------ Extracted material

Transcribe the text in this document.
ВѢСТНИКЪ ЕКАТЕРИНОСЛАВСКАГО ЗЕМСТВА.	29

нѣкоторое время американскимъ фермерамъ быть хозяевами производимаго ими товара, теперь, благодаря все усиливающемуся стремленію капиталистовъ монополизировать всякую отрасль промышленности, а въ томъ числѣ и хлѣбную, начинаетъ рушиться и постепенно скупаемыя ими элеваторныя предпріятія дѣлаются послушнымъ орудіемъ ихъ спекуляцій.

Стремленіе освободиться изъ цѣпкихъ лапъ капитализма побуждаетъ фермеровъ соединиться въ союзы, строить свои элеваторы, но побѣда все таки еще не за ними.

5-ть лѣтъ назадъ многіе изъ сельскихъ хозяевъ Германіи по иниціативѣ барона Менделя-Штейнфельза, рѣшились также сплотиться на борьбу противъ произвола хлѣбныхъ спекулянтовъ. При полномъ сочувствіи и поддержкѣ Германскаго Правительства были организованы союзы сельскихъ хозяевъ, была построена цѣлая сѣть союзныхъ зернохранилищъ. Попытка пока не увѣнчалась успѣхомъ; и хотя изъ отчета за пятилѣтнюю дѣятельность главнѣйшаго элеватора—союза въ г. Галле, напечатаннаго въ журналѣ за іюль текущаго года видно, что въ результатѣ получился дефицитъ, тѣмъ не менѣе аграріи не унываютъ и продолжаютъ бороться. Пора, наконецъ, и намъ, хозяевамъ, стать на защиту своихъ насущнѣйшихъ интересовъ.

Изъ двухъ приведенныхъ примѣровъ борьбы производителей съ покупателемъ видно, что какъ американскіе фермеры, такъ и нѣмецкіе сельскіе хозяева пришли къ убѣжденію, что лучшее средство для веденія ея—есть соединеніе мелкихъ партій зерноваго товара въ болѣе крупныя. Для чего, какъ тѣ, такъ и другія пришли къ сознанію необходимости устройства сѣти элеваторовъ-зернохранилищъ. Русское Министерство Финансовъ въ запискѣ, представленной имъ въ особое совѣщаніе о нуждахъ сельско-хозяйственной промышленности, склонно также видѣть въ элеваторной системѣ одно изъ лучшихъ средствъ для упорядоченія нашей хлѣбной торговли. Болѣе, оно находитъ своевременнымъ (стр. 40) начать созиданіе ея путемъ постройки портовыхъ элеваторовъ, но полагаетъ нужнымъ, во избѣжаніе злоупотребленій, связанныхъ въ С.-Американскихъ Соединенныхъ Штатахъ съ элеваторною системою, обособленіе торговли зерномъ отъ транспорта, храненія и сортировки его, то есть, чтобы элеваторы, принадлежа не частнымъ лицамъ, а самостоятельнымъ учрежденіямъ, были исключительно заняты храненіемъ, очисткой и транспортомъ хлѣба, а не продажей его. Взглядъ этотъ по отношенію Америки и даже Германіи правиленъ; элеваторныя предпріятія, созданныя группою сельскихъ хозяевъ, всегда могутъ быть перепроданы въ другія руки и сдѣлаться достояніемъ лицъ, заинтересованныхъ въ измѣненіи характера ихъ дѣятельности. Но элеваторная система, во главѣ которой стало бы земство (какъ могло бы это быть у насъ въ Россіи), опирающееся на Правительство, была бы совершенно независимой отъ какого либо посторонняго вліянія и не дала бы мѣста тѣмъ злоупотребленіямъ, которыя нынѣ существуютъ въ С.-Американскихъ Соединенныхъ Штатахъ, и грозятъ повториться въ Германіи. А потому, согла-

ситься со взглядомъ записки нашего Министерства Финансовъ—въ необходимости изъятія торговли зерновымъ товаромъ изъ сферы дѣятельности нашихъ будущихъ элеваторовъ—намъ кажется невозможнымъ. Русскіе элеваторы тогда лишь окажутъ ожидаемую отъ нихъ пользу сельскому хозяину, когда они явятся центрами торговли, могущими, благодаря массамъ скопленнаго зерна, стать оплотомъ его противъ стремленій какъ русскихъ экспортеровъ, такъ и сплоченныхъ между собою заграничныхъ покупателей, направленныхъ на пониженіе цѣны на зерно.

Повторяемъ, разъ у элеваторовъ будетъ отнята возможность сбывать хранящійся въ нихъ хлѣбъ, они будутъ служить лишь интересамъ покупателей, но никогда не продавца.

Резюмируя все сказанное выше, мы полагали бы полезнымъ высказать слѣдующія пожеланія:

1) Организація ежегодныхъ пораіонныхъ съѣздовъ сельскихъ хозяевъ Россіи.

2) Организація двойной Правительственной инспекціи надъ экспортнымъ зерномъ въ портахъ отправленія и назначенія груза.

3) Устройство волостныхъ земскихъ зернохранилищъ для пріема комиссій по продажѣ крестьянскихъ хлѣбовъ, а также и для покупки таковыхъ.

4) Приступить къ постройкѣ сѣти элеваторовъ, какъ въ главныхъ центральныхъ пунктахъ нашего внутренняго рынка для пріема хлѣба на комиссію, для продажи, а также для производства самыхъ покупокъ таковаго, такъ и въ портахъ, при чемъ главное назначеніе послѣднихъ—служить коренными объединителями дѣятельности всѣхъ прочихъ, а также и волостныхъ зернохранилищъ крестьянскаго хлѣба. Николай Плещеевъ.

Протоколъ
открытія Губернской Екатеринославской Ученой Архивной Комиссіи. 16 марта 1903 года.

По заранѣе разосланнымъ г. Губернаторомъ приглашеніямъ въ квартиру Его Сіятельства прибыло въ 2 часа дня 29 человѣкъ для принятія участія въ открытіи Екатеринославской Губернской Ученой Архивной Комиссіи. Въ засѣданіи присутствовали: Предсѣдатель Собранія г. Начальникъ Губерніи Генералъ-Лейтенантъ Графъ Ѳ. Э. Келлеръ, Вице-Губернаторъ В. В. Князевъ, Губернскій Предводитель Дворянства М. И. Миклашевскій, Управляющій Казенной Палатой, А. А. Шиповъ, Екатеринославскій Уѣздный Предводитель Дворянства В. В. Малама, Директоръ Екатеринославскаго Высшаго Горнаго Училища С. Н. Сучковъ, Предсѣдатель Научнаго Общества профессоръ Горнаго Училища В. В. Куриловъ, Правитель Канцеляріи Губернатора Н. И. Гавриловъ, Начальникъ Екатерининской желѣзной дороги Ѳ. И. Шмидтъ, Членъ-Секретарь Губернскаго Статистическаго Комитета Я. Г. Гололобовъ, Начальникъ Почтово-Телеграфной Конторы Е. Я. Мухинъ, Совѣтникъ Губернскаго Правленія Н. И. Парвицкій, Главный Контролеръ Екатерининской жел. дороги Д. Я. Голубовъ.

------------

**Problem:** Copy down every line of the material above that includes the string "Организація".

**Correct output:**
1) Организація ежегодныхъ пораіонныхъ съѣздовъ сельскихъ хозяевъ Россіи.
2) Организація двойной Правительственной инспекціи надъ экспортнымъ зерномъ въ портахъ отправленія и назначенія груза.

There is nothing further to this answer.